● **Given exercise**:
Reproduce every line in the listing that contains the word "jsem".

● **Records provided**:
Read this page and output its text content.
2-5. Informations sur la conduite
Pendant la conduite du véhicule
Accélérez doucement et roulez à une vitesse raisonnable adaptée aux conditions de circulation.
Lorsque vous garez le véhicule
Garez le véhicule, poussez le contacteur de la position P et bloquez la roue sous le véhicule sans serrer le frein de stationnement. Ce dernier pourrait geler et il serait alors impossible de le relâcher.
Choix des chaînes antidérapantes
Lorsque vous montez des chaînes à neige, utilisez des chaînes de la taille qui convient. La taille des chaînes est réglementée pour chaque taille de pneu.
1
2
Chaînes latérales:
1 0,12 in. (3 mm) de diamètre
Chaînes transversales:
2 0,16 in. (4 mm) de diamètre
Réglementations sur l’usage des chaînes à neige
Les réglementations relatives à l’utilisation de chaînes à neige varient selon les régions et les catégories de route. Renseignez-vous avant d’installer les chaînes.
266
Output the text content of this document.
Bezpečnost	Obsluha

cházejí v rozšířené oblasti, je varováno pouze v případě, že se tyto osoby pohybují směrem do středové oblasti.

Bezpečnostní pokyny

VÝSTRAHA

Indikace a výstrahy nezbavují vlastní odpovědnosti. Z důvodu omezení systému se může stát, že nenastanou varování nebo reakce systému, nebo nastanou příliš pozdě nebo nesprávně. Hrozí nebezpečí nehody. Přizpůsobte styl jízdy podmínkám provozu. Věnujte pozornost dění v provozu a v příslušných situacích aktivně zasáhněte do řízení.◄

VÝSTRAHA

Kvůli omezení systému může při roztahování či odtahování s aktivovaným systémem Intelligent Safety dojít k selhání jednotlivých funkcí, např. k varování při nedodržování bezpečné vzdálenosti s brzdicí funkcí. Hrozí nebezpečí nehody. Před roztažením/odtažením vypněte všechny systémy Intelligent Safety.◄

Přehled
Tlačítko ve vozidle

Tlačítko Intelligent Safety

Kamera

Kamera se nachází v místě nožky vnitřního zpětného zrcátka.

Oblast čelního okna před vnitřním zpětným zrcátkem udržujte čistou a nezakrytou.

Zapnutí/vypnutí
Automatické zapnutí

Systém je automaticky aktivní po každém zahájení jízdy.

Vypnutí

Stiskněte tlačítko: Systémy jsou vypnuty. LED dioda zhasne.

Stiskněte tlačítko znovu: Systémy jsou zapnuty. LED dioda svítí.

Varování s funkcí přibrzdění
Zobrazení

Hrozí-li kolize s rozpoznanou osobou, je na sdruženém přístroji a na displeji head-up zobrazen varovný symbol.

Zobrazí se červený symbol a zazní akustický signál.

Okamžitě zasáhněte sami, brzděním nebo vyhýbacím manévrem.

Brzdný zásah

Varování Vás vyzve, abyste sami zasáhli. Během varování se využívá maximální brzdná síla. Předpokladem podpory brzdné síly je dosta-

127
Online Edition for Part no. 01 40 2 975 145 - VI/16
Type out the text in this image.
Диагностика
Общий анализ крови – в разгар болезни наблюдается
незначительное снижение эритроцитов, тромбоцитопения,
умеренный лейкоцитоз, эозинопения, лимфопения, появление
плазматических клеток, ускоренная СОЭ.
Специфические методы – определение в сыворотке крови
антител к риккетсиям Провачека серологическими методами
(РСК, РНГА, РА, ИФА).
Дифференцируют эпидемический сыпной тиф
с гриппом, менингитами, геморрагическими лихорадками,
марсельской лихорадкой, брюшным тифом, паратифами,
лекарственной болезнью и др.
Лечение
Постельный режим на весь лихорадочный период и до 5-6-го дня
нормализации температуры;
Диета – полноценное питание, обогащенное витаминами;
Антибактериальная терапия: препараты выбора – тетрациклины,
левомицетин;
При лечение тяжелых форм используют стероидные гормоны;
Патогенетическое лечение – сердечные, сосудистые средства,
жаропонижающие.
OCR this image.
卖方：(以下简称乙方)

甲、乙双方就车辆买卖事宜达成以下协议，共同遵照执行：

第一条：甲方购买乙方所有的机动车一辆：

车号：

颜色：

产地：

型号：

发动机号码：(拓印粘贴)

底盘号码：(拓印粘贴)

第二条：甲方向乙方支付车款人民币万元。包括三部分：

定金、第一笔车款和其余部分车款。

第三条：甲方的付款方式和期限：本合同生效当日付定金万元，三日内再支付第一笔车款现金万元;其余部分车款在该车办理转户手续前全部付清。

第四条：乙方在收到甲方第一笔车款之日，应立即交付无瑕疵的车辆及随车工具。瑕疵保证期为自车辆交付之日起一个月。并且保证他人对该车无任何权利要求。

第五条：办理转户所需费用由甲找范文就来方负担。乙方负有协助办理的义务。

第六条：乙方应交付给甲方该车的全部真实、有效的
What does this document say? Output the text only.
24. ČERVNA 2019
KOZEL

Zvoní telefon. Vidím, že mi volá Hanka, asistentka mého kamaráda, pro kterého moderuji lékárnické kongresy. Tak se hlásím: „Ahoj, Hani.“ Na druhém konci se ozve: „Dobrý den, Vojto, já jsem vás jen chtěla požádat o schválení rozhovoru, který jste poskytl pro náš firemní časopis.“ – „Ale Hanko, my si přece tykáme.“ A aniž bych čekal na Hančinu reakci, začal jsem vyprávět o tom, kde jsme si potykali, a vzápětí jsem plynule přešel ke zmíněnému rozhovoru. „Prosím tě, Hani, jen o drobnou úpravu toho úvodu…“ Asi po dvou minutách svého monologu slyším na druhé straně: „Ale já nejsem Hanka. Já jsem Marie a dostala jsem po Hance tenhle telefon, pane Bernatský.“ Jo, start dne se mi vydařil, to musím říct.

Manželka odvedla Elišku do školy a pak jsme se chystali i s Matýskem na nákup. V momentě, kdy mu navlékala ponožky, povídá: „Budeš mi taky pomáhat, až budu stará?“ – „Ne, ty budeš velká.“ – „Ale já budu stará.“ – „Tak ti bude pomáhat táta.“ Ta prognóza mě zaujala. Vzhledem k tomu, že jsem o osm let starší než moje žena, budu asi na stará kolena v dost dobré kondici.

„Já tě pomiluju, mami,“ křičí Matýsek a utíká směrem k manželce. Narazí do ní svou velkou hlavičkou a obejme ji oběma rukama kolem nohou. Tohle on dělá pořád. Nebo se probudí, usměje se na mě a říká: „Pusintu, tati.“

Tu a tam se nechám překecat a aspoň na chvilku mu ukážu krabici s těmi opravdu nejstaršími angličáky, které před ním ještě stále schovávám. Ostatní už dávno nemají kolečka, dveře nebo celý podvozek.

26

● **Final answer**:
Zvoní telefon. Vidím, že mi volá Hanka, asistentka mého kamaráda, pro kterého moderuji lékárnické kongresy. Tak se hlásím: „Ahoj, Hani.“ Na druhém konci se ozve: „Dobrý den, Vojto, já jsem vás jen chtěla požádat o schválení rozhovoru, který jste poskytl pro náš firemní časopis.“ – „Ale Hanko, my si přece tykáme.“ A aniž bych čekal na Hančinu reakci, začal jsem vyprávět o tom, kde jsme si potykali, a vzápětí jsem plynule přešel ke zmíněnému rozhovoru. „Prosím tě, Hani, jen o drobnou úpravu toho úvodu…“ Asi po dvou minutách svého monologu slyším na druhé straně: „Ale já nejsem Hanka. Já jsem Marie a dostala jsem po Hance tenhle telefon, pane Bernatský.“ Jo, start dne se mi vydařil, to musím říct.
Manželka odvedla Elišku do školy a pak jsme se chystali i s Matýskem na nákup. V momentě, kdy mu navlékala ponožky, povídá: „Budeš mi taky pomáhat, až budu stará?“ – „Ne, ty budeš velká.“ – „Ale já budu stará.“ – „Tak ti bude pomáhat táta.“ Ta prognóza mě zaujala. Vzhledem k tomu, že jsem o osm let starší než moje žena, budu asi na stará kolena v dost dobré kondici.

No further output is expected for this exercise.